◆ Job
Each entry below is to be duplicated verbatim.
** START OF Given records **
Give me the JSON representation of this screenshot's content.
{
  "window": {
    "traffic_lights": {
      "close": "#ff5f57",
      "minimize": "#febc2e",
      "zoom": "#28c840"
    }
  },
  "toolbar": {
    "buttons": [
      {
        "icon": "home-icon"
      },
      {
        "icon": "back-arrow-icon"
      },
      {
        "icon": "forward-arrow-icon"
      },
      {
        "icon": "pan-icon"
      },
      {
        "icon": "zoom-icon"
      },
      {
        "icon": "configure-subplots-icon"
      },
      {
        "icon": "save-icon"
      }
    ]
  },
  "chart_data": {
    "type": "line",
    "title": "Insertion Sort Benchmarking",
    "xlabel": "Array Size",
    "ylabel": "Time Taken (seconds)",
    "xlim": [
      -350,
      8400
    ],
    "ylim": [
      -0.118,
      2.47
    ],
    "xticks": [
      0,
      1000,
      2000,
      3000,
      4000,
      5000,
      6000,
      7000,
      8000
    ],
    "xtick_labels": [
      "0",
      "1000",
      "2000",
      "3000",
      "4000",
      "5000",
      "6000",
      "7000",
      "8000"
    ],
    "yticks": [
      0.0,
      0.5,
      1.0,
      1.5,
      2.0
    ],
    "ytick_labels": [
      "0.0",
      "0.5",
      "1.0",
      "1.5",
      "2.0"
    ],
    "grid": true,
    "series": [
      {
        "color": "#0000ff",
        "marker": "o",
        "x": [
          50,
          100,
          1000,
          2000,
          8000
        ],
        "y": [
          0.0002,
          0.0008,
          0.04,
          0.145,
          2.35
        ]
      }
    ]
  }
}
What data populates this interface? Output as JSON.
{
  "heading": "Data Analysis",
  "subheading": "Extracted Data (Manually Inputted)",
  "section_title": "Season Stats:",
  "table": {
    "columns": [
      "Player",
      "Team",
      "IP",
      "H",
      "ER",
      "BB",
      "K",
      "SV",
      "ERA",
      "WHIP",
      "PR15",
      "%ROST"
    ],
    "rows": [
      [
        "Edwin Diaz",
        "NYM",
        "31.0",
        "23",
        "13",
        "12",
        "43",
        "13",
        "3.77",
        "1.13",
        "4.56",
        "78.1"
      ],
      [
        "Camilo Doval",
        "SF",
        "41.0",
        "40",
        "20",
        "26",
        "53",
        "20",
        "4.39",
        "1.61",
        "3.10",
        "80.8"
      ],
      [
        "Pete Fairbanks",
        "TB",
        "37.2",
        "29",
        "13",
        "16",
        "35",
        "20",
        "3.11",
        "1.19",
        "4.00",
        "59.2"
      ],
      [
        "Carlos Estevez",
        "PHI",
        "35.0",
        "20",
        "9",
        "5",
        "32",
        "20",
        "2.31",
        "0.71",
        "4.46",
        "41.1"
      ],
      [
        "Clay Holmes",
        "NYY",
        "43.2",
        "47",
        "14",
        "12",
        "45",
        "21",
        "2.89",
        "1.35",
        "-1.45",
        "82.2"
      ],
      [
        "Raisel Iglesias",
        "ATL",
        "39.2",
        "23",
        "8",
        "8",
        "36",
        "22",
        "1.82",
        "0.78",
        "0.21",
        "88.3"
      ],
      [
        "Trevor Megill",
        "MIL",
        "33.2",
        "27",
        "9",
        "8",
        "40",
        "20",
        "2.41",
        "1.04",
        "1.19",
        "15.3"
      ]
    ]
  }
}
** END OF Given records **
◆ Output of the task
Give me the JSON representation of this screenshot's content.
{
  "window": {
    "traffic_lights": {
      "close": "#ff5f57",
      "minimize": "#febc2e",
      "zoom": "#28c840"
    }
  },
  "toolbar": {
    "buttons": [
      {
        "icon": "home-icon"
      },
      {
        "icon": "back-arrow-icon"
      },
      {
        "icon": "forward-arrow-icon"
      },
      {
        "icon": "pan-icon"
      },
      {
        "icon": "zoom-icon"
      },
      {
        "icon": "configure-subplots-icon"
      },
      {
        "icon": "save-icon"
      }
    ]
  },
  "chart_data": {
    "type": "line",
    "title": "Insertion Sort Benchmarking",
    "xlabel": "Array Size",
    "ylabel": "Time Taken (seconds)",
    "xlim": [
      -350,
      8400
    ],
    "ylim": [
      -0.118,
      2.47
    ],
    "xticks": [
      0,
      1000,
      2000,
      3000,
      4000,
      5000,
      6000,
      7000,
      8000
    ],
    "xtick_labels": [
      "0",
      "1000",
      "2000",
      "3000",
      "4000",
      "5000",
      "6000",
      "7000",
      "8000"
    ],
    "yticks": [
      0.0,
      0.5,
      1.0,
      1.5,
      2.0
    ],
    "ytick_labels": [
      "0.0",
      "0.5",
      "1.0",
      "1.5",
      "2.0"
    ],
    "grid": true,
    "series": [
      {
        "color": "#0000ff",
        "marker": "o",
        "x": [
          50,
          100,
          1000,
          2000,
          8000
        ],
        "y": [
          0.0002,
          0.0008,
          0.04,
          0.145,
          2.35
        ]
      }
    ]
  }
}
What data populates this interface? Output as JSON.
{
  "heading": "Data Analysis",
  "subheading": "Extracted Data (Manually Inputted)",
  "section_title": "Season Stats:",
  "table": {
    "columns": [
      "Player",
      "Team",
      "IP",
      "H",
      "ER",
      "BB",
      "K",
      "SV",
      "ERA",
      "WHIP",
      "PR15",
      "%ROST"
    ],
    "rows": [
      [
        "Edwin Diaz",
        "NYM",
        "31.0",
        "23",
        "13",
        "12",
        "43",
        "13",
        "3.77",
        "1.13",
        "4.56",
        "78.1"
      ],
      [
        "Camilo Doval",
        "SF",
        "41.0",
        "40",
        "20",
        "26",
        "53",
        "20",
        "4.39",
        "1.61",
        "3.10",
        "80.8"
      ],
      [
        "Pete Fairbanks",
        "TB",
        "37.2",
        "29",
        "13",
        "16",
        "35",
        "20",
        "3.11",
        "1.19",
        "4.00",
        "59.2"
      ],
      [
        "Carlos Estevez",
        "PHI",
        "35.0",
        "20",
        "9",
        "5",
        "32",
        "20",
        "2.31",
        "0.71",
        "4.46",
        "41.1"
      ],
      [
        "Clay Holmes",
        "NYY",
        "43.2",
        "47",
        "14",
        "12",
        "45",
        "21",
        "2.89",
        "1.35",
        "-1.45",
        "82.2"
      ],
      [
        "Raisel Iglesias",
        "ATL",
        "39.2",
        "23",
        "8",
        "8",
        "36",
        "22",
        "1.82",
        "0.78",
        "0.21",
        "88.3"
      ],
      [
        "Trevor Megill",
        "MIL",
        "33.2",
        "27",
        "9",
        "8",
        "40",
        "20",
        "2.41",
        "1.04",
        "1.19",
        "15.3"
      ]
    ]
  }
}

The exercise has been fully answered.